START LISTED ENTRIES
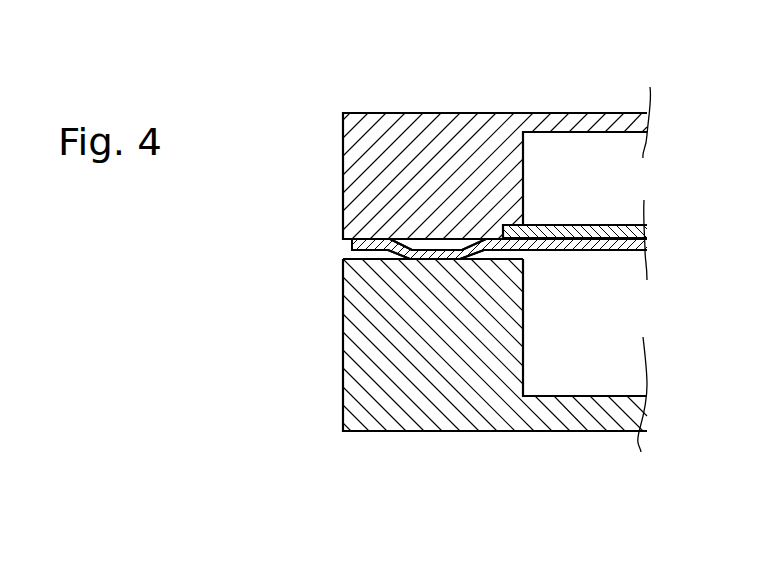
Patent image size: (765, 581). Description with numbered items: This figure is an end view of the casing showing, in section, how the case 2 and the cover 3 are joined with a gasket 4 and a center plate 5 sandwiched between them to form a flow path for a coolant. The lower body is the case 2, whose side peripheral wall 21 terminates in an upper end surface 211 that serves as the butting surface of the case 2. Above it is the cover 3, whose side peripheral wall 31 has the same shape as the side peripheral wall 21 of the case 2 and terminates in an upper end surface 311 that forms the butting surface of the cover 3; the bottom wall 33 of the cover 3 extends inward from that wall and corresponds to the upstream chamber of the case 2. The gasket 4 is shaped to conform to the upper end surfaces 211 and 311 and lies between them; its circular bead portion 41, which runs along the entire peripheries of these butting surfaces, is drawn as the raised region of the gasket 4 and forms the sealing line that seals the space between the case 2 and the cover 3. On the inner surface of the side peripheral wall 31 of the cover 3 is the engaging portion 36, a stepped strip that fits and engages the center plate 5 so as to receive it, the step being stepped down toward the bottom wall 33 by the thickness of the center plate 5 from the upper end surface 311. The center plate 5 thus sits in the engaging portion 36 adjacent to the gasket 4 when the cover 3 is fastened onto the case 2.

The case 2 is at (449, 389).
The side peripheral wall 21 is at (449, 343).
The upper end surface 211 is at (345, 259).
The cover 3 is at (449, 130).
The side peripheral wall 31 is at (449, 180).
The upper end surface 311 is at (353, 240).
The bottom wall 33 is at (578, 113).
The engaging portion 36 is at (527, 224).
The gasket 4 is at (541, 262).
The circular bead portion 41 is at (432, 256).
The center plate 5 is at (541, 234).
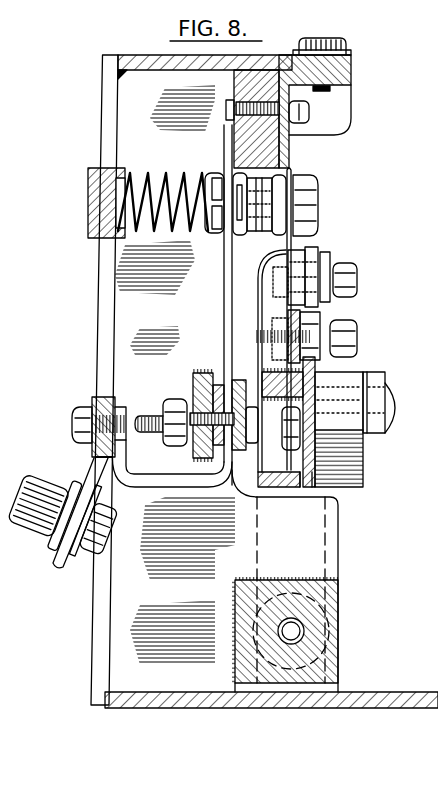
END LISTED ENTRIES
# [AIM OF THE EXERCISE]
Repeat the material from its very start through the line containing "The bottom wall 33 is at (578, 113).", including that line, and leave the pictures out.

# [FINISHED EXERCISE]
Patent image size: (765, 581). Description with numbered items: This figure is an end view of the casing showing, in section, how the case 2 and the cover 3 are joined with a gasket 4 and a center plate 5 sandwiched between them to form a flow path for a coolant. The lower body is the case 2, whose side peripheral wall 21 terminates in an upper end surface 211 that serves as the butting surface of the case 2. Above it is the cover 3, whose side peripheral wall 31 has the same shape as the side peripheral wall 21 of the case 2 and terminates in an upper end surface 311 that forms the butting surface of the cover 3; the bottom wall 33 of the cover 3 extends inward from that wall and corresponds to the upstream chamber of the case 2. The gasket 4 is shaped to conform to the upper end surfaces 211 and 311 and lies between them; its circular bead portion 41, which runs along the entire peripheries of these butting surfaces, is drawn as the raised region of the gasket 4 and forms the sealing line that seals the space between the case 2 and the cover 3. On the inner surface of the side peripheral wall 31 of the cover 3 is the engaging portion 36, a stepped strip that fits and engages the center plate 5 so as to receive it, the step being stepped down toward the bottom wall 33 by the thickness of the center plate 5 from the upper end surface 311. The center plate 5 thus sits in the engaging portion 36 adjacent to the gasket 4 when the cover 3 is fastened onto the case 2.

The case 2 is at (449, 389).
The side peripheral wall 21 is at (449, 343).
The upper end surface 211 is at (345, 259).
The cover 3 is at (449, 130).
The side peripheral wall 31 is at (449, 180).
The upper end surface 311 is at (353, 240).
The bottom wall 33 is at (578, 113).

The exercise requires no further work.